(Excerpts from a figure dataset)

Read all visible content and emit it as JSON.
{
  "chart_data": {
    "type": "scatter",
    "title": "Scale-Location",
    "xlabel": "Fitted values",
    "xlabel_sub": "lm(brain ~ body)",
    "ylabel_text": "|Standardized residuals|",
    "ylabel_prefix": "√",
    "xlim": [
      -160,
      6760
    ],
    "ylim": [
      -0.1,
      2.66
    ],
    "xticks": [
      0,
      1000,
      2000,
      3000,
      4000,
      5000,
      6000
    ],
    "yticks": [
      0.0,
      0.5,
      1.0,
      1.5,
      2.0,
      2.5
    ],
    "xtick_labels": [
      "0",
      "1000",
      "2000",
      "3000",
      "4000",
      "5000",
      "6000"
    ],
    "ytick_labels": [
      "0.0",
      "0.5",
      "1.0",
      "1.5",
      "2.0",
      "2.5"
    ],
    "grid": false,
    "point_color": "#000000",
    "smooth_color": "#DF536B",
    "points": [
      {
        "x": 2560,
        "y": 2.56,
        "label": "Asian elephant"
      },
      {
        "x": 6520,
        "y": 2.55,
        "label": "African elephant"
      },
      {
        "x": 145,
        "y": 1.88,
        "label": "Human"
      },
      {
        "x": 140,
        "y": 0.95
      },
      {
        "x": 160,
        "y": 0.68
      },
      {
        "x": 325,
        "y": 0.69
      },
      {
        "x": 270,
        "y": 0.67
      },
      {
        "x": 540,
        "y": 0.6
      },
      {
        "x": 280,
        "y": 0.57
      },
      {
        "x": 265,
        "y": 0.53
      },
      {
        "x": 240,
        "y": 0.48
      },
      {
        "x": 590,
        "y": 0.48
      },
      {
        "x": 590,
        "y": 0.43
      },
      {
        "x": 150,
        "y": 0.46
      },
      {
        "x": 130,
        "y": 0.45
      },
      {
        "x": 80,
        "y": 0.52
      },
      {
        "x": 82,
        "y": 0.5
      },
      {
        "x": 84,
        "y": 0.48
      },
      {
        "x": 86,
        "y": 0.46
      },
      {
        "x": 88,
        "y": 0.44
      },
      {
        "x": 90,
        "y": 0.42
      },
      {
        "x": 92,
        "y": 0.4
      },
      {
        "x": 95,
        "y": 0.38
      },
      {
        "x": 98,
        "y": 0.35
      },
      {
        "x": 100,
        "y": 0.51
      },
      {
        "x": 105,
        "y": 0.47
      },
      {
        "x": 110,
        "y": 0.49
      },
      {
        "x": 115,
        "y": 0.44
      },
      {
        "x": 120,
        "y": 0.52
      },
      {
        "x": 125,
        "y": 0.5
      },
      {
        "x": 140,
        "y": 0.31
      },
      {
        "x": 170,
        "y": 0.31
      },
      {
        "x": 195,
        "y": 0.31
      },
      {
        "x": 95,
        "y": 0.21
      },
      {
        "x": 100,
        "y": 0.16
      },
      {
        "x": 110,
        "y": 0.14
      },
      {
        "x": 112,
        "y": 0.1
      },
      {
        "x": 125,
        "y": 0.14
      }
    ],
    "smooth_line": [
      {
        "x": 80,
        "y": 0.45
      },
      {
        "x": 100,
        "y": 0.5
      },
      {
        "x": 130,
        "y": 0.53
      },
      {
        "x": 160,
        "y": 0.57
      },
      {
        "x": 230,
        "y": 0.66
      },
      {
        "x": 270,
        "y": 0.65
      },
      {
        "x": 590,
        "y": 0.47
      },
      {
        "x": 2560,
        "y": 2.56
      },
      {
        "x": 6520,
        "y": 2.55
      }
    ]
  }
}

== SHORT EXERCISE ==
Report only the count of lines that include the string "elephant".

== TASK RESULT ==
2